**Your goal:** Turn every line of the material into a numbered list, skipping any blank lines.

**Record extracts:**
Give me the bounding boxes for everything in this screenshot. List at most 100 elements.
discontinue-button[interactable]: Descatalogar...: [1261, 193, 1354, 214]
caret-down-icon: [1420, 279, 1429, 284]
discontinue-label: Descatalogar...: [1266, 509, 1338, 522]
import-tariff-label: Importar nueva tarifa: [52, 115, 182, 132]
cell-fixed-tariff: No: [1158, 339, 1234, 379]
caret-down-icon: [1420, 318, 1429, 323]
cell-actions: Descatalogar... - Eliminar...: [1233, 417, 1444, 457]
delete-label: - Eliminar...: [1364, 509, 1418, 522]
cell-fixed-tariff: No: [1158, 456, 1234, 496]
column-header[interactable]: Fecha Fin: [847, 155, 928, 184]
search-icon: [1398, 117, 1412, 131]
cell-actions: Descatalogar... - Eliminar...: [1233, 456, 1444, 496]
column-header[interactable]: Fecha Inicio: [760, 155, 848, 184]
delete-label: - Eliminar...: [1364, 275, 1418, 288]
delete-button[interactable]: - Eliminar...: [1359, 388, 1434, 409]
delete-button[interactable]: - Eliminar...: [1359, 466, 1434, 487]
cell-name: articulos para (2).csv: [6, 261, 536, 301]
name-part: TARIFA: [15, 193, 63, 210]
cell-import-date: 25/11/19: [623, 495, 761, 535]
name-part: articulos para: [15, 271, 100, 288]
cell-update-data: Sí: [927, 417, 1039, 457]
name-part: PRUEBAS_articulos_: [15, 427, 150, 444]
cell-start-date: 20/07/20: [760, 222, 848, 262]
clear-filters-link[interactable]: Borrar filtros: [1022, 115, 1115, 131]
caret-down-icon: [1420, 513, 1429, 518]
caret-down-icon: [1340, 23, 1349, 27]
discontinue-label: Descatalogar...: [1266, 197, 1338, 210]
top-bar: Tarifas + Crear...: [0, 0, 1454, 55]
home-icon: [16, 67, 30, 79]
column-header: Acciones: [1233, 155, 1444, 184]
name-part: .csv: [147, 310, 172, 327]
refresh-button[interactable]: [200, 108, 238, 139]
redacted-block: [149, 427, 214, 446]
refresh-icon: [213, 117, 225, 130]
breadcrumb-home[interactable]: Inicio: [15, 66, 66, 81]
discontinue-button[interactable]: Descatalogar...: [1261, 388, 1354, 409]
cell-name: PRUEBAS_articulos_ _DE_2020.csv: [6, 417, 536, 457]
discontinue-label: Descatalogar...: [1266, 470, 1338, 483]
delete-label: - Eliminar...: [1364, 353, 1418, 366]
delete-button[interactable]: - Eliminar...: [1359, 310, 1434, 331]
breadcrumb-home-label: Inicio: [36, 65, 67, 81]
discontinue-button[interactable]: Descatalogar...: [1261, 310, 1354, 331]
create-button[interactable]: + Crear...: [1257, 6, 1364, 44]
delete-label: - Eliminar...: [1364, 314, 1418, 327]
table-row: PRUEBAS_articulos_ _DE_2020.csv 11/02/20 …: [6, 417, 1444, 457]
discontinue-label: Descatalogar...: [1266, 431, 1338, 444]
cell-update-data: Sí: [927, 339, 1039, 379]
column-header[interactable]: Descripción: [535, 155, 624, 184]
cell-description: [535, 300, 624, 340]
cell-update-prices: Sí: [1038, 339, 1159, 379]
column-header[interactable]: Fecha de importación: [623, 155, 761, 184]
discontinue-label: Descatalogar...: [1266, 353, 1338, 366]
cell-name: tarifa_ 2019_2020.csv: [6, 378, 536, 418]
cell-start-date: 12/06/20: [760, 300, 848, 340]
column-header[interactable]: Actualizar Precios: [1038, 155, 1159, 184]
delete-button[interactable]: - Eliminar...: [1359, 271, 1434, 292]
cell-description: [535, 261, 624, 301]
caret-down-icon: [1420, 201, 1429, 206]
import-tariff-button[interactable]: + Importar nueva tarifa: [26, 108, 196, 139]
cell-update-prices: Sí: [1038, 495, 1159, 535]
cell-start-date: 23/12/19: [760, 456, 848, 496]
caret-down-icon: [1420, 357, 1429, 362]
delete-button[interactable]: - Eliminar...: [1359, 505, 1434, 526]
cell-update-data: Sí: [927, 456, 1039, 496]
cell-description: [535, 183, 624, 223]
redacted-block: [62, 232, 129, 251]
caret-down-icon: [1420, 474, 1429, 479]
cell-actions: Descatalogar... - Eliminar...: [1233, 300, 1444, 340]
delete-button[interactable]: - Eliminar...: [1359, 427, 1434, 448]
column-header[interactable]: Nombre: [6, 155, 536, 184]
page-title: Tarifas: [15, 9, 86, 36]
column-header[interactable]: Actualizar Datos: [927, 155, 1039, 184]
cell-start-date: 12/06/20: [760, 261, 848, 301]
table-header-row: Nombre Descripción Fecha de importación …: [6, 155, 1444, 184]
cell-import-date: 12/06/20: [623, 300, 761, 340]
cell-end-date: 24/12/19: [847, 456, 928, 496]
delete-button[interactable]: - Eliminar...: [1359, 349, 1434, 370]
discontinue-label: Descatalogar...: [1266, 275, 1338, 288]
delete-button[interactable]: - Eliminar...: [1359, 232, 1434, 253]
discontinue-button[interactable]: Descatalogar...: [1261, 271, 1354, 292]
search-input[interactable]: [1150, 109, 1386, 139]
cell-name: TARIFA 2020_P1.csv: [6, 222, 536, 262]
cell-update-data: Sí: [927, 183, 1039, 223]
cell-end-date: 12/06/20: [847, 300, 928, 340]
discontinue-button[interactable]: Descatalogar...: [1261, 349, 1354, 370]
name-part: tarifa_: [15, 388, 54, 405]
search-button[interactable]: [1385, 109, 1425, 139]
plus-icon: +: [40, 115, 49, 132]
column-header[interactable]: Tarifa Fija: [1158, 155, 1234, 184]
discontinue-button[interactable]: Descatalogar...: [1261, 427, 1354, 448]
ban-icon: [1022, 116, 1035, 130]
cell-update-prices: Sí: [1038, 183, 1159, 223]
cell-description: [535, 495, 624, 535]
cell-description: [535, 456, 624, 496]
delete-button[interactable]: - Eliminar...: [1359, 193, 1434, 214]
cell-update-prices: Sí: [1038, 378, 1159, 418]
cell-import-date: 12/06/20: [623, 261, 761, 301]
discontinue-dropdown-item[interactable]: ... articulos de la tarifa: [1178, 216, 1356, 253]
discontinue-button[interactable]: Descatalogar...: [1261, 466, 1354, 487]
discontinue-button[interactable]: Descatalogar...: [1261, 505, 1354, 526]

**Output:**
1. Give me the bounding boxes for everything in this screenshot. List at most 100 elements.
2. discontinue-button[interactable]: Descatalogar...: [1261, 193, 1354, 214]
3. caret-down-icon: [1420, 279, 1429, 284]
4. discontinue-label: Descatalogar...: [1266, 509, 1338, 522]
5. import-tariff-label: Importar nueva tarifa: [52, 115, 182, 132]
6. cell-fixed-tariff: No: [1158, 339, 1234, 379]
7. caret-down-icon: [1420, 318, 1429, 323]
8. cell-actions: Descatalogar... - Eliminar...: [1233, 417, 1444, 457]
9. delete-label: - Eliminar...: [1364, 509, 1418, 522]
10. cell-fixed-tariff: No: [1158, 456, 1234, 496]
11. column-header[interactable]: Fecha Fin: [847, 155, 928, 184]
12. search-icon: [1398, 117, 1412, 131]
13. cell-actions: Descatalogar... - Eliminar...: [1233, 456, 1444, 496]
14. column-header[interactable]: Fecha Inicio: [760, 155, 848, 184]
15. delete-label: - Eliminar...: [1364, 275, 1418, 288]
16. delete-button[interactable]: - Eliminar...: [1359, 388, 1434, 409]
17. delete-button[interactable]: - Eliminar...: [1359, 466, 1434, 487]
18. cell-name: articulos para (2).csv: [6, 261, 536, 301]
19. name-part: TARIFA: [15, 193, 63, 210]
20. cell-import-date: 25/11/19: [623, 495, 761, 535]
21. name-part: articulos para: [15, 271, 100, 288]
22. cell-update-data: Sí: [927, 417, 1039, 457]
23. name-part: PRUEBAS_articulos_: [15, 427, 150, 444]
24. cell-start-date: 20/07/20: [760, 222, 848, 262]
25. clear-filters-link[interactable]: Borrar filtros: [1022, 115, 1115, 131]
26. caret-down-icon: [1420, 513, 1429, 518]
27. caret-down-icon: [1340, 23, 1349, 27]
28. discontinue-label: Descatalogar...: [1266, 197, 1338, 210]
29. top-bar: Tarifas + Crear...: [0, 0, 1454, 55]
30. home-icon: [16, 67, 30, 79]
31. column-header: Acciones: [1233, 155, 1444, 184]
32. name-part: .csv: [147, 310, 172, 327]
33. refresh-button[interactable]: [200, 108, 238, 139]
34. redacted-block: [149, 427, 214, 446]
35. refresh-icon: [213, 117, 225, 130]
36. breadcrumb-home[interactable]: Inicio: [15, 66, 66, 81]
37. discontinue-button[interactable]: Descatalogar...: [1261, 388, 1354, 409]
38. cell-name: PRUEBAS_articulos_ _DE_2020.csv: [6, 417, 536, 457]
39. discontinue-label: Descatalogar...: [1266, 470, 1338, 483]
40. delete-label: - Eliminar...: [1364, 353, 1418, 366]
41. delete-button[interactable]: - Eliminar...: [1359, 310, 1434, 331]
42. breadcrumb-home-label: Inicio: [36, 65, 67, 81]
43. discontinue-button[interactable]: Descatalogar...: [1261, 310, 1354, 331]
44. create-button[interactable]: + Crear...: [1257, 6, 1364, 44]
45. delete-label: - Eliminar...: [1364, 314, 1418, 327]
46. table-row: PRUEBAS_articulos_ _DE_2020.csv 11/02/20 …: [6, 417, 1444, 457]
47. discontinue-label: Descatalogar...: [1266, 431, 1338, 444]
48. cell-update-data: Sí: [927, 339, 1039, 379]
49. column-header[interactable]: Descripción: [535, 155, 624, 184]
50. cell-description: [535, 300, 624, 340]
51. cell-update-prices: Sí: [1038, 339, 1159, 379]
52. column-header[interactable]: Fecha de importación: [623, 155, 761, 184]
53. discontinue-label: Descatalogar...: [1266, 353, 1338, 366]
54. cell-name: tarifa_ 2019_2020.csv: [6, 378, 536, 418]
55. cell-start-date: 12/06/20: [760, 300, 848, 340]
56. column-header[interactable]: Actualizar Precios: [1038, 155, 1159, 184]
57. delete-button[interactable]: - Eliminar...: [1359, 271, 1434, 292]
58. cell-description: [535, 261, 624, 301]
59. caret-down-icon: [1420, 201, 1429, 206]
60. import-tariff-button[interactable]: + Importar nueva tarifa: [26, 108, 196, 139]
61. cell-update-prices: Sí: [1038, 495, 1159, 535]
62. cell-start-date: 23/12/19: [760, 456, 848, 496]
63. caret-down-icon: [1420, 357, 1429, 362]
64. delete-button[interactable]: - Eliminar...: [1359, 505, 1434, 526]
65. cell-update-data: Sí: [927, 456, 1039, 496]
66. cell-description: [535, 183, 624, 223]
67. redacted-block: [62, 232, 129, 251]
68. caret-down-icon: [1420, 474, 1429, 479]
69. cell-actions: Descatalogar... - Eliminar...: [1233, 300, 1444, 340]
70. delete-button[interactable]: - Eliminar...: [1359, 427, 1434, 448]
71. column-header[interactable]: Nombre: [6, 155, 536, 184]
72. page-title: Tarifas: [15, 9, 86, 36]
73. column-header[interactable]: Actualizar Datos: [927, 155, 1039, 184]
74. cell-start-date: 12/06/20: [760, 261, 848, 301]
75. table-header-row: Nombre Descripción Fecha de importación …: [6, 155, 1444, 184]
76. cell-import-date: 12/06/20: [623, 300, 761, 340]
77. cell-end-date: 24/12/19: [847, 456, 928, 496]
78. delete-button[interactable]: - Eliminar...: [1359, 349, 1434, 370]
79. discontinue-label: Descatalogar...: [1266, 275, 1338, 288]
80. delete-button[interactable]: - Eliminar...: [1359, 232, 1434, 253]
81. discontinue-button[interactable]: Descatalogar...: [1261, 271, 1354, 292]
82. search-input[interactable]: [1150, 109, 1386, 139]
83. cell-name: TARIFA 2020_P1.csv: [6, 222, 536, 262]
84. cell-update-data: Sí: [927, 183, 1039, 223]
85. cell-end-date: 12/06/20: [847, 300, 928, 340]
86. discontinue-button[interactable]: Descatalogar...: [1261, 349, 1354, 370]
87. name-part: tarifa_: [15, 388, 54, 405]
88. search-button[interactable]: [1385, 109, 1425, 139]
89. plus-icon: +: [40, 115, 49, 132]
90. column-header[interactable]: Tarifa Fija: [1158, 155, 1234, 184]
91. discontinue-button[interactable]: Descatalogar...: [1261, 427, 1354, 448]
92. ban-icon: [1022, 116, 1035, 130]
93. cell-update-prices: Sí: [1038, 183, 1159, 223]
94. cell-description: [535, 495, 624, 535]
95. cell-description: [535, 456, 624, 496]
96. delete-button[interactable]: - Eliminar...: [1359, 193, 1434, 214]
97. cell-update-prices: Sí: [1038, 378, 1159, 418]
98. cell-import-date: 12/06/20: [623, 261, 761, 301]
99. discontinue-dropdown-item[interactable]: ... articulos de la tarifa: [1178, 216, 1356, 253]
100. discontinue-button[interactable]: Descatalogar...: [1261, 466, 1354, 487]
101. discontinue-button[interactable]: Descatalogar...: [1261, 505, 1354, 526]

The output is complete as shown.